# Transcription dataset entries

::::

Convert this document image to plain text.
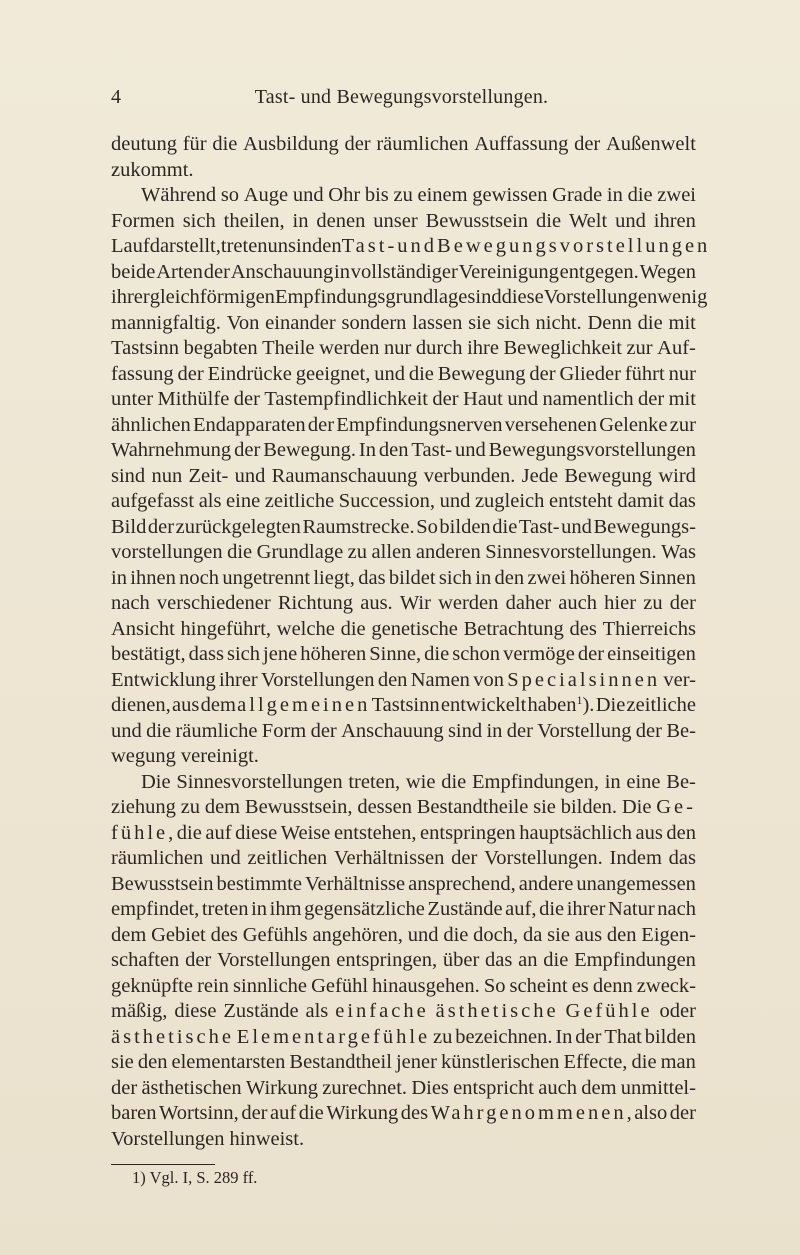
4	Tast- und Bewegungsvorstellungen.
deutung für die Ausbildung der räumlichen Auffassung der Außenwelt
zukommt.
Während so Auge und Ohr bis zu einem gewissen Grade in die zwei
Formen sich theilen, in denen unser Bewusstsein die Welt und ihren
Lauf darstellt, treten uns in den Tast- und Bewegungsvorstellungen
beide Arten der Anschauung in vollständiger Vereinigung entgegen. Wegen
ihrer gleichförmigen Empfindungsgrundlage sind diese Vorstellungen wenig
mannigfaltig. Von einander sondern lassen sie sich nicht. Denn die mit
Tastsinn begabten Theile werden nur durch ihre Beweglichkeit zur Auf-
fassung der Eindrücke geeignet, und die Bewegung der Glieder führt nur
unter Mithülfe der Tastempfindlichkeit der Haut und namentlich der mit
ähnlichen Endapparaten der Empfindungsnerven versehenen Gelenke zur
Wahrnehmung der Bewegung. In den Tast- und Bewegungsvorstellungen
sind nun Zeit- und Raumanschauung verbunden. Jede Bewegung wird
aufgefasst als eine zeitliche Succession, und zugleich entsteht damit das
Bild der zurückgelegten Raumstrecke. So bilden die Tast- und Bewegungs-
vorstellungen die Grundlage zu allen anderen Sinnesvorstellungen. Was
in ihnen noch ungetrennt liegt, das bildet sich in den zwei höheren Sinnen
nach verschiedener Richtung aus. Wir werden daher auch hier zu der
Ansicht hingeführt, welche die genetische Betrachtung des Thierreichs
bestätigt, dass sich jene höheren Sinne, die schon vermöge der einseitigen
Entwicklung ihrer Vorstellungen den Namen von Specialsinnen ver-
dienen, aus dem allgemeinen Tastsinn entwickelt haben$^1$). Die zeitliche
und die räumliche Form der Anschauung sind in der Vorstellung der Be-
wegung vereinigt.
Die Sinnesvorstellungen treten, wie die Empfindungen, in eine Be-
ziehung zu dem Bewusstsein, dessen Bestandtheile sie bilden. Die Ge-
fühle, die auf diese Weise entstehen, entspringen hauptsächlich aus den
räumlichen und zeitlichen Verhältnissen der Vorstellungen. Indem das
Bewusstsein bestimmte Verhältnisse ansprechend, andere unangemessen
empfindet, treten in ihm gegensätzliche Zustände auf, die ihrer Natur nach
dem Gebiet des Gefühls angehören, und die doch, da sie aus den Eigen-
schaften der Vorstellungen entspringen, über das an die Empfindungen
geknüpfte rein sinnliche Gefühl hinausgehen. So scheint es denn zweck-
mäßig, diese Zustände als einfache ästhetische Gefühle oder
ästhetische Elementargefühle zu bezeichnen. In der That bilden
sie den elementarsten Bestandtheil jener künstlerischen Effecte, die man
der ästhetischen Wirkung zurechnet. Dies entspricht auch dem unmittel-
baren Wortsinn, der auf die Wirkung des Wahrgenommenen, also der
Vorstellungen hinweist.
1) Vgl. I, S. 289 ff.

::::

# What you will do
Pictures are to be left out, while the records are copied word for word.

# Problem solution
Convert this document image to plain text.
4	Tast- und Bewegungsvorstellungen.
deutung für die Ausbildung der räumlichen Auffassung der Außenwelt
zukommt.
Während so Auge und Ohr bis zu einem gewissen Grade in die zwei
Formen sich theilen, in denen unser Bewusstsein die Welt und ihren
Lauf darstellt, treten uns in den Tast- und Bewegungsvorstellungen
beide Arten der Anschauung in vollständiger Vereinigung entgegen. Wegen
ihrer gleichförmigen Empfindungsgrundlage sind diese Vorstellungen wenig
mannigfaltig. Von einander sondern lassen sie sich nicht. Denn die mit
Tastsinn begabten Theile werden nur durch ihre Beweglichkeit zur Auf-
fassung der Eindrücke geeignet, und die Bewegung der Glieder führt nur
unter Mithülfe der Tastempfindlichkeit der Haut und namentlich der mit
ähnlichen Endapparaten der Empfindungsnerven versehenen Gelenke zur
Wahrnehmung der Bewegung. In den Tast- und Bewegungsvorstellungen
sind nun Zeit- und Raumanschauung verbunden. Jede Bewegung wird
aufgefasst als eine zeitliche Succession, und zugleich entsteht damit das
Bild der zurückgelegten Raumstrecke. So bilden die Tast- und Bewegungs-
vorstellungen die Grundlage zu allen anderen Sinnesvorstellungen. Was
in ihnen noch ungetrennt liegt, das bildet sich in den zwei höheren Sinnen
nach verschiedener Richtung aus. Wir werden daher auch hier zu der
Ansicht hingeführt, welche die genetische Betrachtung des Thierreichs
bestätigt, dass sich jene höheren Sinne, die schon vermöge der einseitigen
Entwicklung ihrer Vorstellungen den Namen von Specialsinnen ver-
dienen, aus dem allgemeinen Tastsinn entwickelt haben$^1$). Die zeitliche
und die räumliche Form der Anschauung sind in der Vorstellung der Be-
wegung vereinigt.
Die Sinnesvorstellungen treten, wie die Empfindungen, in eine Be-
ziehung zu dem Bewusstsein, dessen Bestandtheile sie bilden. Die Ge-
fühle, die auf diese Weise entstehen, entspringen hauptsächlich aus den
räumlichen und zeitlichen Verhältnissen der Vorstellungen. Indem das
Bewusstsein bestimmte Verhältnisse ansprechend, andere unangemessen
empfindet, treten in ihm gegensätzliche Zustände auf, die ihrer Natur nach
dem Gebiet des Gefühls angehören, und die doch, da sie aus den Eigen-
schaften der Vorstellungen entspringen, über das an die Empfindungen
geknüpfte rein sinnliche Gefühl hinausgehen. So scheint es denn zweck-
mäßig, diese Zustände als einfache ästhetische Gefühle oder
ästhetische Elementargefühle zu bezeichnen. In der That bilden
sie den elementarsten Bestandtheil jener künstlerischen Effecte, die man
der ästhetischen Wirkung zurechnet. Dies entspricht auch dem unmittel-
baren Wortsinn, der auf die Wirkung des Wahrgenommenen, also der
Vorstellungen hinweist.
1) Vgl. I, S. 289 ff.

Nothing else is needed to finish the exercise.